"""

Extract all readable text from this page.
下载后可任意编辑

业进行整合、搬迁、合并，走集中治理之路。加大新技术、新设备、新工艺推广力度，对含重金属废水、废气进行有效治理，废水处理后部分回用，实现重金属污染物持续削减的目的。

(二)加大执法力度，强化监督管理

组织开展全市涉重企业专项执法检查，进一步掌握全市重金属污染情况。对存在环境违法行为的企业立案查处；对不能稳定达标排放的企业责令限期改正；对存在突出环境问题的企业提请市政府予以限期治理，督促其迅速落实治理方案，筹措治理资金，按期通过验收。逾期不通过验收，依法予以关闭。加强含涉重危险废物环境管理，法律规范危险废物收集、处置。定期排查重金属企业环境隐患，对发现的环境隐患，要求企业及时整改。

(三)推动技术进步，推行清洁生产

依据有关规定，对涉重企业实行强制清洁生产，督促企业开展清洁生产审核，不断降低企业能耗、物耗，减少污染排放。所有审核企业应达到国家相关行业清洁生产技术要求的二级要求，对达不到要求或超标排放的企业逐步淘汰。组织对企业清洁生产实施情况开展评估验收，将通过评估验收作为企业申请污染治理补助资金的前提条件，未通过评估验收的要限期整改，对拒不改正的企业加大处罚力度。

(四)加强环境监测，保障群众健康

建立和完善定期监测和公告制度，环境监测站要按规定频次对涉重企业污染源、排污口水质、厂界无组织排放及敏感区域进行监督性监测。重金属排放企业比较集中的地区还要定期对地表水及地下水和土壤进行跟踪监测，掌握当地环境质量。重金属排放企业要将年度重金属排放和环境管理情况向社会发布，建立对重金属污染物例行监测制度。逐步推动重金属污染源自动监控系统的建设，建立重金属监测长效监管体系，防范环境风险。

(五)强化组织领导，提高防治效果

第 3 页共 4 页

"""

Repeat the data above, word for word.

Extract all readable text from this page.
下载后可任意编辑

业进行整合、搬迁、合并，走集中治理之路。加大新技术、新设备、新工艺推广力度，对含重金属废水、废气进行有效治理，废水处理后部分回用，实现重金属污染物持续削减的目的。

(二)加大执法力度，强化监督管理

组织开展全市涉重企业专项执法检查，进一步掌握全市重金属污染情况。对存在环境违法行为的企业立案查处；对不能稳定达标排放的企业责令限期改正；对存在突出环境问题的企业提请市政府予以限期治理，督促其迅速落实治理方案，筹措治理资金，按期通过验收。逾期不通过验收，依法予以关闭。加强含涉重危险废物环境管理，法律规范危险废物收集、处置。定期排查重金属企业环境隐患，对发现的环境隐患，要求企业及时整改。

(三)推动技术进步，推行清洁生产

依据有关规定，对涉重企业实行强制清洁生产，督促企业开展清洁生产审核，不断降低企业能耗、物耗，减少污染排放。所有审核企业应达到国家相关行业清洁生产技术要求的二级要求，对达不到要求或超标排放的企业逐步淘汰。组织对企业清洁生产实施情况开展评估验收，将通过评估验收作为企业申请污染治理补助资金的前提条件，未通过评估验收的要限期整改，对拒不改正的企业加大处罚力度。

(四)加强环境监测，保障群众健康

建立和完善定期监测和公告制度，环境监测站要按规定频次对涉重企业污染源、排污口水质、厂界无组织排放及敏感区域进行监督性监测。重金属排放企业比较集中的地区还要定期对地表水及地下水和土壤进行跟踪监测，掌握当地环境质量。重金属排放企业要将年度重金属排放和环境管理情况向社会发布，建立对重金属污染物例行监测制度。逐步推动重金属污染源自动监控系统的建设，建立重金属监测长效监管体系，防范环境风险。

(五)强化组织领导，提高防治效果

第 3 页共 4 页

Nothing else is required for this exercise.